Records contained in a dataset
####
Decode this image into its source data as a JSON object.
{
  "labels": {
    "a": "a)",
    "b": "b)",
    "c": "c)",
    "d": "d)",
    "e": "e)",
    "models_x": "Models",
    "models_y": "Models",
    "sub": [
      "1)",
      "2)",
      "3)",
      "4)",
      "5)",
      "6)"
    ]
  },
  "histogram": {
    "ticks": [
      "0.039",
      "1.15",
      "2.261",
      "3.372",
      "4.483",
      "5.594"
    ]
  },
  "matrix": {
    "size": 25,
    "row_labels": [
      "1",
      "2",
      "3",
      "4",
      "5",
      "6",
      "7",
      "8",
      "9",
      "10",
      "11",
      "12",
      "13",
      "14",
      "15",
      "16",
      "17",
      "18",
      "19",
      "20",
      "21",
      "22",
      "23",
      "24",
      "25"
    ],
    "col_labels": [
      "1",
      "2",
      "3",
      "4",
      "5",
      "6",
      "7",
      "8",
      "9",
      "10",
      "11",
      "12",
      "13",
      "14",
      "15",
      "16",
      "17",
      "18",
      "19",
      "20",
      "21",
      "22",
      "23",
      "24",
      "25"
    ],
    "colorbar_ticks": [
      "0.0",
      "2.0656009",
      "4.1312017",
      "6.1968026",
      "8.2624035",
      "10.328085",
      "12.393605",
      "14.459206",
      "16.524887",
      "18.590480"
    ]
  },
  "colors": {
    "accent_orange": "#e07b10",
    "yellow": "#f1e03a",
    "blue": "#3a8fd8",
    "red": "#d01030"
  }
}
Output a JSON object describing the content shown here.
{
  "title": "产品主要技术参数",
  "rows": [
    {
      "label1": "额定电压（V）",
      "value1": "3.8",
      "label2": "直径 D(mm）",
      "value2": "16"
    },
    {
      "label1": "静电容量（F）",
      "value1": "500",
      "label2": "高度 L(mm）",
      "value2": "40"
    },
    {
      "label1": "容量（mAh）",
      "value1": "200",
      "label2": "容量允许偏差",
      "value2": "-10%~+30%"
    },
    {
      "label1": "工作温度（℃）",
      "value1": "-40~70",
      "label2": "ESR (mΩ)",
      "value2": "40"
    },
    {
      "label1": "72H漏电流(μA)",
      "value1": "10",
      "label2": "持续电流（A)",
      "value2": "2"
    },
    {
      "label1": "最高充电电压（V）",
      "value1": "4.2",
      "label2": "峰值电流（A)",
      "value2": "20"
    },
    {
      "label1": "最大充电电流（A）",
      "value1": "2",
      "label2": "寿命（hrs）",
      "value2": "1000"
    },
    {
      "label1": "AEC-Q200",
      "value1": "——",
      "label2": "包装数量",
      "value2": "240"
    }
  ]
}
####
_To do_
Look over the records above and copy each line that includes the string "object".

_Solution_
Decode this image into its source data as a JSON object.
Output a JSON object describing the content shown here.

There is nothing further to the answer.